WHAT YOU WILL DO
Across the material below, how many lines contain the word "name"? Give only the number.

Extracts from a graphics dataset
## START

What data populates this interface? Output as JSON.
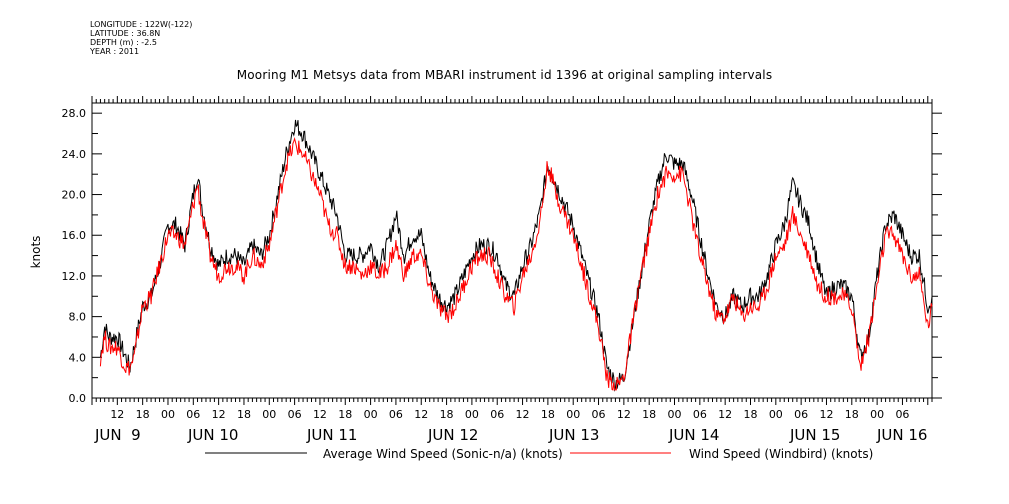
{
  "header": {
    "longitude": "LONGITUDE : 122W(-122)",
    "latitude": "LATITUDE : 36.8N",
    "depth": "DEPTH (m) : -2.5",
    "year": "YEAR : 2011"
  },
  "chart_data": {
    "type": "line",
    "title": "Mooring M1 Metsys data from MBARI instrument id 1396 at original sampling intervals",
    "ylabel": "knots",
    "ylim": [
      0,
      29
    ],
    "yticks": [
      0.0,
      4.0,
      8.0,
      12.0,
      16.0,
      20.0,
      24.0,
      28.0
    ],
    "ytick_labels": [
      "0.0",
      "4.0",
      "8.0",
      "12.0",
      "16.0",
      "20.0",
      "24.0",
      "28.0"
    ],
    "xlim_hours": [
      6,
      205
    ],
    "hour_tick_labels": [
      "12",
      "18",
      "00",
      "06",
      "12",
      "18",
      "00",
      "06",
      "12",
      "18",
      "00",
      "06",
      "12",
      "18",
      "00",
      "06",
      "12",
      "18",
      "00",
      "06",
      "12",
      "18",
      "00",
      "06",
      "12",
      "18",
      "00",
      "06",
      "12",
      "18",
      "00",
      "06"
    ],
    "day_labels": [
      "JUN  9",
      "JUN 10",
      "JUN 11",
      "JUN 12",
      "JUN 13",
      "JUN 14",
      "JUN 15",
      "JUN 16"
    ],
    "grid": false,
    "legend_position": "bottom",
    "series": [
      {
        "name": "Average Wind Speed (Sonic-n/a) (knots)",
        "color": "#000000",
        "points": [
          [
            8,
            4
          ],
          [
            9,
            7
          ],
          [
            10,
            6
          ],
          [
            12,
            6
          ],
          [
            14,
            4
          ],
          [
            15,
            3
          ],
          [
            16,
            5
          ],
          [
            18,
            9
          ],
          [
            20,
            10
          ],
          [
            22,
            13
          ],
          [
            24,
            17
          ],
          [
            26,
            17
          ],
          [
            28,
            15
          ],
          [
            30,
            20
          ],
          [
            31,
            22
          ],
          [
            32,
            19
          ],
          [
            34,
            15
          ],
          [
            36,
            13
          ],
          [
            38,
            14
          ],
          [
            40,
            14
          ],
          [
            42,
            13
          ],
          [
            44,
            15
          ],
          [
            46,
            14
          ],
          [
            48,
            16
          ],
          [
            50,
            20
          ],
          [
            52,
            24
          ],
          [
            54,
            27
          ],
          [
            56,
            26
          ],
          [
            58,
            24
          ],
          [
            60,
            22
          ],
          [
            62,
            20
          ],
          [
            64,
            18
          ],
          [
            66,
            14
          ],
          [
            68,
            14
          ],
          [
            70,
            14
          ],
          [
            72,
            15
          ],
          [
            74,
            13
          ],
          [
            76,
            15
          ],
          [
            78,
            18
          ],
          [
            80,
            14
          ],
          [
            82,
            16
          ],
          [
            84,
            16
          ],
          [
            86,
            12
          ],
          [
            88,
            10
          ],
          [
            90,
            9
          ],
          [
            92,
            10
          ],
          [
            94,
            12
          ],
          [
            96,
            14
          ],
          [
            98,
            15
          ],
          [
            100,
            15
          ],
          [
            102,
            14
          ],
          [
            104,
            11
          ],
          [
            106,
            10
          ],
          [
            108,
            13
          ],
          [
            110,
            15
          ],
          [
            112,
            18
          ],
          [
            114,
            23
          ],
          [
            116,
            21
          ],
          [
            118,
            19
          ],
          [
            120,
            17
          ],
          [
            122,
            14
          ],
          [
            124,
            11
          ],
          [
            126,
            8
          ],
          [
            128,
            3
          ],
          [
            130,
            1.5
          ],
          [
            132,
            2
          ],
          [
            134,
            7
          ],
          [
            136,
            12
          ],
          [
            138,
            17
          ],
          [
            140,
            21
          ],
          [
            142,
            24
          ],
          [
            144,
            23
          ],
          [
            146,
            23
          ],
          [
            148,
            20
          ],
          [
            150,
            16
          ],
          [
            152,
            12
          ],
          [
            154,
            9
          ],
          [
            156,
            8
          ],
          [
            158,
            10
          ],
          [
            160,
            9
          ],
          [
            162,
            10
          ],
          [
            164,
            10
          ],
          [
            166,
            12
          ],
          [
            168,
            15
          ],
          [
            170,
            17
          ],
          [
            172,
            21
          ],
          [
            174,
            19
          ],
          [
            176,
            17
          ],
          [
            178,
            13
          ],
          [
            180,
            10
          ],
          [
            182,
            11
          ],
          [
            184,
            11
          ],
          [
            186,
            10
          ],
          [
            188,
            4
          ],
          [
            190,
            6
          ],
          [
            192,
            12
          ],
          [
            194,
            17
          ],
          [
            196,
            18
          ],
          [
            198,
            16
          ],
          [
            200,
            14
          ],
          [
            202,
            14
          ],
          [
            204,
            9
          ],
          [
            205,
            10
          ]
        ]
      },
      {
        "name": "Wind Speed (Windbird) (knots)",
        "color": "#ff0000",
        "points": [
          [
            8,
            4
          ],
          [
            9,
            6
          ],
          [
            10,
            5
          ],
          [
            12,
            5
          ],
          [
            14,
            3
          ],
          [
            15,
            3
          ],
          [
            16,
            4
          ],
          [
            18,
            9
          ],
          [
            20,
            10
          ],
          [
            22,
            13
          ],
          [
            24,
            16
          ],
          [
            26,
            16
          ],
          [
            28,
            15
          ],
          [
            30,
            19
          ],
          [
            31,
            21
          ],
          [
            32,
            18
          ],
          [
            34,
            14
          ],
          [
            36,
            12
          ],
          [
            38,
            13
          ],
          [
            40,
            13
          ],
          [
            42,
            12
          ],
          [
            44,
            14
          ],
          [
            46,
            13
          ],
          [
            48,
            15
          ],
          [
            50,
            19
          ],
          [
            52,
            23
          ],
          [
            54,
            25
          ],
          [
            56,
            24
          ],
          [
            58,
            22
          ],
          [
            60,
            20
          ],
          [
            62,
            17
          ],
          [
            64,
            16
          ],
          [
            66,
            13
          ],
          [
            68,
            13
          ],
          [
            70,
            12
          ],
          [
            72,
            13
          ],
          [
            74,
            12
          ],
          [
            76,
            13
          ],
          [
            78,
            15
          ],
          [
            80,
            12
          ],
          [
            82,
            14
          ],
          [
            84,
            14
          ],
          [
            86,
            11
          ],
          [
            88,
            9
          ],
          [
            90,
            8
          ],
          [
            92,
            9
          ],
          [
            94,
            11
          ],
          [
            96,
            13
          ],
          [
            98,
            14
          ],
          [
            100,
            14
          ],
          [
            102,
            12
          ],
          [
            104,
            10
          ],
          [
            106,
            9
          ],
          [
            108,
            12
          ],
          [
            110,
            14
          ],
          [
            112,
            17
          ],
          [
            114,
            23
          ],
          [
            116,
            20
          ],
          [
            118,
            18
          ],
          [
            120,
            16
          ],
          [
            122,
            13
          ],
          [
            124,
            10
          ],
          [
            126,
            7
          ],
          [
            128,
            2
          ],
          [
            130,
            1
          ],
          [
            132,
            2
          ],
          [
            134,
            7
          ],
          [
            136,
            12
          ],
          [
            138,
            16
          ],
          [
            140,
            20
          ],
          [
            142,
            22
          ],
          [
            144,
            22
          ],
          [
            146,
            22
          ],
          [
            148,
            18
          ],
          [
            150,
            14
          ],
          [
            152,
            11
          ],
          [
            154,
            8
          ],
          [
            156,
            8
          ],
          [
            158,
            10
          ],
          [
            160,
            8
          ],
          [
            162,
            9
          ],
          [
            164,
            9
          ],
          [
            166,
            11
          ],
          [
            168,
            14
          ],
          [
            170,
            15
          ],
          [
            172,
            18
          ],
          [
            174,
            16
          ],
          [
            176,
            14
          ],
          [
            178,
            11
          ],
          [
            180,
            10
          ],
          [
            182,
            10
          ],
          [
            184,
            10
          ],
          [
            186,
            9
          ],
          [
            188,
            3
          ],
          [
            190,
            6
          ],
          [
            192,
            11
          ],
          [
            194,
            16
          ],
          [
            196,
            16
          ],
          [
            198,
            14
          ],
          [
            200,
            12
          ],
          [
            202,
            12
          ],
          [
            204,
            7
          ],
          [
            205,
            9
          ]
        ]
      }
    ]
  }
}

## END

SOLUTION TO THIS PROBLEM
2